**Requirement:** Scan the data below and pick out the lines containing the word "name".

**Material:**
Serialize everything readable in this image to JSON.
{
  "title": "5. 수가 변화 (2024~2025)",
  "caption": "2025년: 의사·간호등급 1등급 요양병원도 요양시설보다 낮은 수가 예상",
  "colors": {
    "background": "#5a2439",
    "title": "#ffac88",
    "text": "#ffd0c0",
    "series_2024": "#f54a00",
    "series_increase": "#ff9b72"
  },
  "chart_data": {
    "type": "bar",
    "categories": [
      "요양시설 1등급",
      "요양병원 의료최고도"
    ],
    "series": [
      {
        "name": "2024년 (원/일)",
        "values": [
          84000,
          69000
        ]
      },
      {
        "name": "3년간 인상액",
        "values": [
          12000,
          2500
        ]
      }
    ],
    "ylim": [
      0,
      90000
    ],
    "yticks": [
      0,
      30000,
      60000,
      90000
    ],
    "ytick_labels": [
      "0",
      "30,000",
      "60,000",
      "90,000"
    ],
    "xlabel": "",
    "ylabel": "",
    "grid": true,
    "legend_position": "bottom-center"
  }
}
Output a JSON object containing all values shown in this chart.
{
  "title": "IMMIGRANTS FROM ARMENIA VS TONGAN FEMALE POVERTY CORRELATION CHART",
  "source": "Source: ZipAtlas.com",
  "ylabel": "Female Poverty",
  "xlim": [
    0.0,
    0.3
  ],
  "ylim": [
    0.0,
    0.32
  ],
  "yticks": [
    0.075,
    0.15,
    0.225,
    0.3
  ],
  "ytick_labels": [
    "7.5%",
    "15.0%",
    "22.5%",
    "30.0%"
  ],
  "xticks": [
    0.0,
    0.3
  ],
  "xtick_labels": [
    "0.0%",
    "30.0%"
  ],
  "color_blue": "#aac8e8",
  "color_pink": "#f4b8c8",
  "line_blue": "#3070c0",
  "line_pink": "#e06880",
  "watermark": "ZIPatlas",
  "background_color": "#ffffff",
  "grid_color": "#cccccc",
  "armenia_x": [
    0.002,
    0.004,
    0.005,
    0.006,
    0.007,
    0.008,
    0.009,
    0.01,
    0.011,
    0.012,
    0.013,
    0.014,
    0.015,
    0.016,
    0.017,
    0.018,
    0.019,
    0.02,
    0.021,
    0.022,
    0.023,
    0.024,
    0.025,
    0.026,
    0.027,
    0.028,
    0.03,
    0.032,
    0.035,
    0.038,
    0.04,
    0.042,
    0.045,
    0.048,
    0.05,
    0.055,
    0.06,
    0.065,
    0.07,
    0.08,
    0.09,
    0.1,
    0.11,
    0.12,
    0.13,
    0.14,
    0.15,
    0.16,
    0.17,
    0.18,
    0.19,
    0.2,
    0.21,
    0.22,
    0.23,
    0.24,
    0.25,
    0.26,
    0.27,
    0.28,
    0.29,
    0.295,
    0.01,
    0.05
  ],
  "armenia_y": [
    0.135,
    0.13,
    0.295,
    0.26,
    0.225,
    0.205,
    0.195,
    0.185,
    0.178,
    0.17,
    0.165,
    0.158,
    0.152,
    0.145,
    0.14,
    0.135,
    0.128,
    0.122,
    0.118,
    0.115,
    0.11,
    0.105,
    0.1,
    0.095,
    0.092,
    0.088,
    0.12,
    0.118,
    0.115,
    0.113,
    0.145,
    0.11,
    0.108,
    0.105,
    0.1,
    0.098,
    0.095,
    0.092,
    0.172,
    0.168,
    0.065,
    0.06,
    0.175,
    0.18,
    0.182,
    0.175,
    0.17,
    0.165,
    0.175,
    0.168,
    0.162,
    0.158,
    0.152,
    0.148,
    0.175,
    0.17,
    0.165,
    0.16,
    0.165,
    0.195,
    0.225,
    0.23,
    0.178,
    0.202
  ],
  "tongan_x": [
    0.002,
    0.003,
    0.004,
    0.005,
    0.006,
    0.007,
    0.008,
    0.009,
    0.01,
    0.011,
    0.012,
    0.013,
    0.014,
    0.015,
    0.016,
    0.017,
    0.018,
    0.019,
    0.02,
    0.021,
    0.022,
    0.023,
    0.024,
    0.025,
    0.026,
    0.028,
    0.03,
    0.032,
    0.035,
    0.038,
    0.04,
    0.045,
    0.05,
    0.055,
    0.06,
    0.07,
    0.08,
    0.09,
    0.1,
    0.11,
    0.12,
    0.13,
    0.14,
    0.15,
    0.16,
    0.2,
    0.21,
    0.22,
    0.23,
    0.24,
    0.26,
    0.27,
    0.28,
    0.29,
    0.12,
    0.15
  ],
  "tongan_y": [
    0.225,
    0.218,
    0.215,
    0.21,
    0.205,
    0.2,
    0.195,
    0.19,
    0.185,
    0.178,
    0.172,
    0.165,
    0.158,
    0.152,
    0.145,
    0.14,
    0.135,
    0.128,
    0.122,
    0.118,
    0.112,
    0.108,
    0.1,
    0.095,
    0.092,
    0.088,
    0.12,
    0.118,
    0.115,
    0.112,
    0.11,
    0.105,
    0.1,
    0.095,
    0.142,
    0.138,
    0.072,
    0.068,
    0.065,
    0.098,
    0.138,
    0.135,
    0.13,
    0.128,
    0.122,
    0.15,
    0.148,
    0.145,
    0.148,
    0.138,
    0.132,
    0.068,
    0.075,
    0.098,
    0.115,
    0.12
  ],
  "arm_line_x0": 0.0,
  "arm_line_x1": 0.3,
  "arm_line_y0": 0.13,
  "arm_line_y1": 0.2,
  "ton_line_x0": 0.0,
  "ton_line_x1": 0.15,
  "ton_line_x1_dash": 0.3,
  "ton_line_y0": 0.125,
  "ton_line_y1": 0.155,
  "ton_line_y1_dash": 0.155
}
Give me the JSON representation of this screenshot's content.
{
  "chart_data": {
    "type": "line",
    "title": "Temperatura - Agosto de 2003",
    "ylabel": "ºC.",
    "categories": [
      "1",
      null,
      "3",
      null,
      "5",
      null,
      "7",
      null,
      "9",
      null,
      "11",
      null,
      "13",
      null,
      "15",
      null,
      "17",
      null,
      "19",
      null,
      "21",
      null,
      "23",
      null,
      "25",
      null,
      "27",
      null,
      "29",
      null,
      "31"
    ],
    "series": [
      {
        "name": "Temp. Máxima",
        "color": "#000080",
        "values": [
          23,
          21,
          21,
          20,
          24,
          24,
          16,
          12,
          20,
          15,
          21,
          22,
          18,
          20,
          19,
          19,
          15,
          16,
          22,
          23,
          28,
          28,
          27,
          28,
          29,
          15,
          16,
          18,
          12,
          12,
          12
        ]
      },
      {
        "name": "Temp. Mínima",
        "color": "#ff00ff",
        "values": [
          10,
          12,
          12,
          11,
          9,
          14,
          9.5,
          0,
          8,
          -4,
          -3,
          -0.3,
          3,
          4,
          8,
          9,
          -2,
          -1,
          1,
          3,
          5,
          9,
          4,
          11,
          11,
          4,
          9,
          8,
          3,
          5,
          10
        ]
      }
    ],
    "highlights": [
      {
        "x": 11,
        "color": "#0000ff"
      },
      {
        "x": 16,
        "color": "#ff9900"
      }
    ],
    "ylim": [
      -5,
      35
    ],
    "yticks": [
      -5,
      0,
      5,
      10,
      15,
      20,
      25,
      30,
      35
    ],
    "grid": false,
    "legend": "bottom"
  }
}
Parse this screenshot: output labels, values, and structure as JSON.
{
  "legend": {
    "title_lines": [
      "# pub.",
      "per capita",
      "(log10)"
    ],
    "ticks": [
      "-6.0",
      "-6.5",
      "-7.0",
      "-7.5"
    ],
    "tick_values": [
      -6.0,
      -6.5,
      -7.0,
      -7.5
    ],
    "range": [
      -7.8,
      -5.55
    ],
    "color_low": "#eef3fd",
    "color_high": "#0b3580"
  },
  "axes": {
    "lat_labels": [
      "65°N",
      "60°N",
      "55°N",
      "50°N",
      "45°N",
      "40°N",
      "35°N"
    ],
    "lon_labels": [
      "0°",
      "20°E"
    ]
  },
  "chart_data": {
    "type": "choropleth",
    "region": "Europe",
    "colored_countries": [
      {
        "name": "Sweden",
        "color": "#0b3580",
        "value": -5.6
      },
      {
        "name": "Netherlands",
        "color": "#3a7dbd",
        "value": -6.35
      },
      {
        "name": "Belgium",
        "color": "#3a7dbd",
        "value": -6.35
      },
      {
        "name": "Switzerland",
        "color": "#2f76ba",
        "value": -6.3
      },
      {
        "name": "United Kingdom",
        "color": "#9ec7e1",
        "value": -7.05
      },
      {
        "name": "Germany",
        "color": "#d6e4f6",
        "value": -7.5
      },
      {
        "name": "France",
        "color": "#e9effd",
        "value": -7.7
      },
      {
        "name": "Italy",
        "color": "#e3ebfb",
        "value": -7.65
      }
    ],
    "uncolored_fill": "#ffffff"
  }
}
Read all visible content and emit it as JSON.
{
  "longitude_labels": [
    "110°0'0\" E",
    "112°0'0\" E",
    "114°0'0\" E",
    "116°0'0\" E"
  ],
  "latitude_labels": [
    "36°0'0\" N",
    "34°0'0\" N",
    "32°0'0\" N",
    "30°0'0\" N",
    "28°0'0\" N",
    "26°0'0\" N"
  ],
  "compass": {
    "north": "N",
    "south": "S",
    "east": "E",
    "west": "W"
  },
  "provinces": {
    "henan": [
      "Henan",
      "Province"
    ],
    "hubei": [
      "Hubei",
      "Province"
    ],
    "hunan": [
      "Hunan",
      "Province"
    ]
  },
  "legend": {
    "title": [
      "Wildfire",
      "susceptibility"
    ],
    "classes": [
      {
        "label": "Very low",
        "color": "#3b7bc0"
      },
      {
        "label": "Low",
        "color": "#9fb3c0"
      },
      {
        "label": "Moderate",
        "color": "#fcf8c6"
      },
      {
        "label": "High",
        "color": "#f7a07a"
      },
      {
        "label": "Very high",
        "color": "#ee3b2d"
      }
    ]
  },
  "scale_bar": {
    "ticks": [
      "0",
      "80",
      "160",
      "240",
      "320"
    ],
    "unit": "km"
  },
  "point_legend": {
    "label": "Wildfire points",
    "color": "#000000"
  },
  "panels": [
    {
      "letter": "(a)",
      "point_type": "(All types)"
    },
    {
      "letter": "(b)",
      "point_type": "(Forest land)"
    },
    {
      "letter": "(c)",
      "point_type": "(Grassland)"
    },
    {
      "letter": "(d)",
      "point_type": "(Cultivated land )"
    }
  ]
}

**Written answer:**
        "name": "2024년 (원/일)",
        "name": "3년간 인상액",
        "name": "Temp. Máxima",
        "name": "Temp. Mínima",
        "name": "Sweden",
        "name": "Netherlands",
        "name": "Belgium",
        "name": "Switzerland",
        "name": "United Kingdom",
        "name": "Germany",
        "name": "France",
        "name": "Italy",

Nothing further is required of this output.